→ **AIM**: Write the records below out in full, character for character, with no pictures.

→ **Stored items**:
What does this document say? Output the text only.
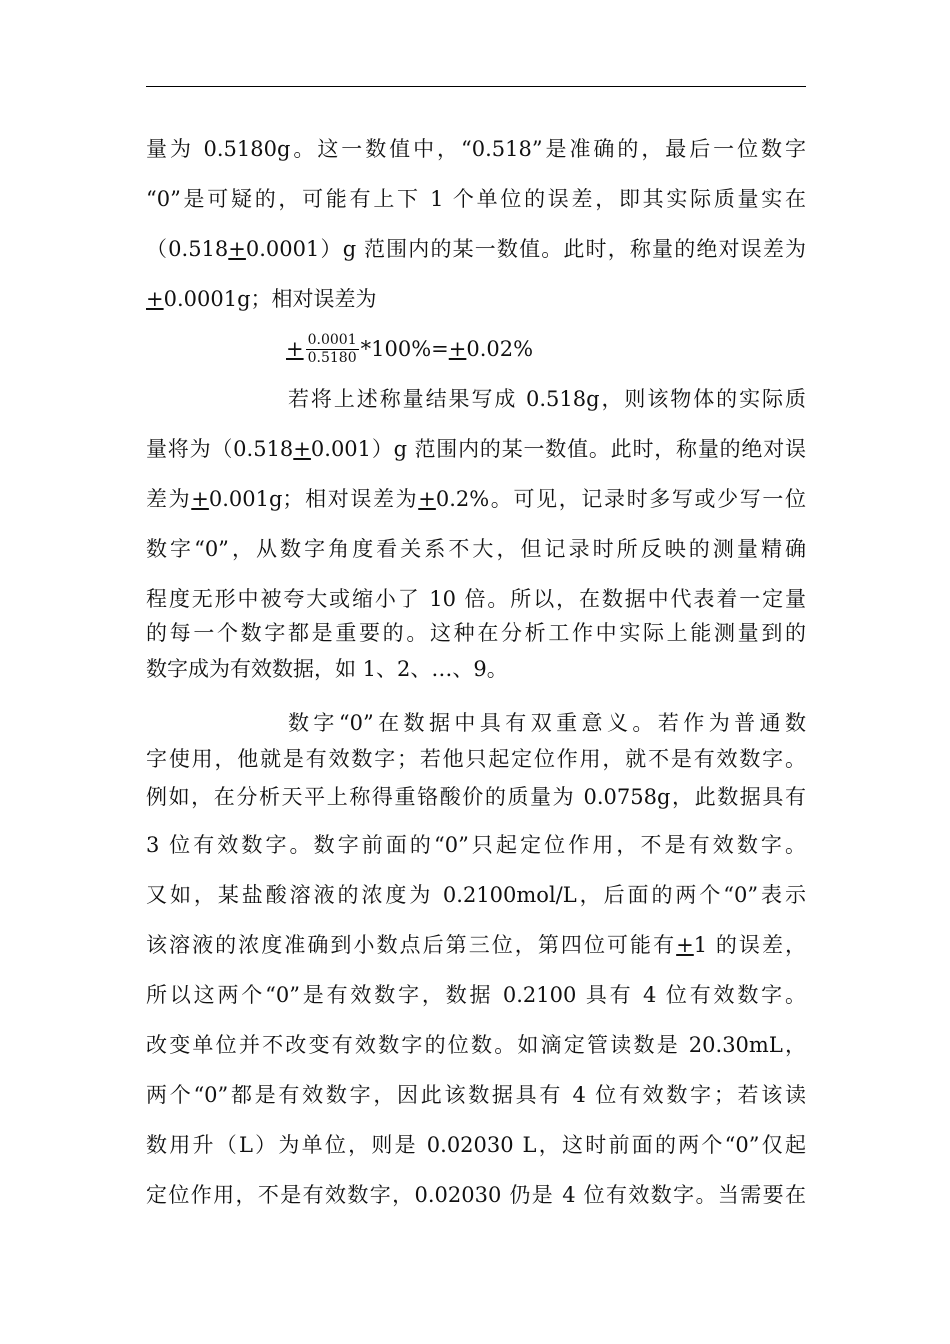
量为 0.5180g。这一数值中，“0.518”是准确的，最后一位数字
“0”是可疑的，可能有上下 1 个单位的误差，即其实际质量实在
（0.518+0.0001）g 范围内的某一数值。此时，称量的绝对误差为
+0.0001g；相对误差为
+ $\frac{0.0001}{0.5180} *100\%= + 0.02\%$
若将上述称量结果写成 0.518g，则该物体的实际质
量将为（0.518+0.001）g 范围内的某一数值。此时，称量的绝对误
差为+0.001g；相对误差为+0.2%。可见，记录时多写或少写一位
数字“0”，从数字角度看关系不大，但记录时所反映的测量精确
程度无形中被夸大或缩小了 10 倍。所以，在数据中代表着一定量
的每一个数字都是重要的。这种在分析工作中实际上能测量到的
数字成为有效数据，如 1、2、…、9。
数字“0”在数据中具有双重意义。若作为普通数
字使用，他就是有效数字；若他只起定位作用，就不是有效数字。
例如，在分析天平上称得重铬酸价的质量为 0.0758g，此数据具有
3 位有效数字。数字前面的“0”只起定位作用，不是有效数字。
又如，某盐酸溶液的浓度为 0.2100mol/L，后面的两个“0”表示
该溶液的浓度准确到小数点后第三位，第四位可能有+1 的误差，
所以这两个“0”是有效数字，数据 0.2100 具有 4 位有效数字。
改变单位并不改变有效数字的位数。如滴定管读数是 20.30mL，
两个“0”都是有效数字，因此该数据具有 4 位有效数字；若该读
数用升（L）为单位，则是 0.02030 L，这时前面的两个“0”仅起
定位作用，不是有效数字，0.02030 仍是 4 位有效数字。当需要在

→ **WRITTEN ANSWER**:
What does this document say? Output the text only.
量为 0.5180g。这一数值中，“0.518”是准确的，最后一位数字
“0”是可疑的，可能有上下 1 个单位的误差，即其实际质量实在
（0.518+0.0001）g 范围内的某一数值。此时，称量的绝对误差为
+0.0001g；相对误差为
+ $\frac{0.0001}{0.5180} *100\%= + 0.02\%$
若将上述称量结果写成 0.518g，则该物体的实际质
量将为（0.518+0.001）g 范围内的某一数值。此时，称量的绝对误
差为+0.001g；相对误差为+0.2%。可见，记录时多写或少写一位
数字“0”，从数字角度看关系不大，但记录时所反映的测量精确
程度无形中被夸大或缩小了 10 倍。所以，在数据中代表着一定量
的每一个数字都是重要的。这种在分析工作中实际上能测量到的
数字成为有效数据，如 1、2、…、9。
数字“0”在数据中具有双重意义。若作为普通数
字使用，他就是有效数字；若他只起定位作用，就不是有效数字。
例如，在分析天平上称得重铬酸价的质量为 0.0758g，此数据具有
3 位有效数字。数字前面的“0”只起定位作用，不是有效数字。
又如，某盐酸溶液的浓度为 0.2100mol/L，后面的两个“0”表示
该溶液的浓度准确到小数点后第三位，第四位可能有+1 的误差，
所以这两个“0”是有效数字，数据 0.2100 具有 4 位有效数字。
改变单位并不改变有效数字的位数。如滴定管读数是 20.30mL，
两个“0”都是有效数字，因此该数据具有 4 位有效数字；若该读
数用升（L）为单位，则是 0.02030 L，这时前面的两个“0”仅起
定位作用，不是有效数字，0.02030 仍是 4 位有效数字。当需要在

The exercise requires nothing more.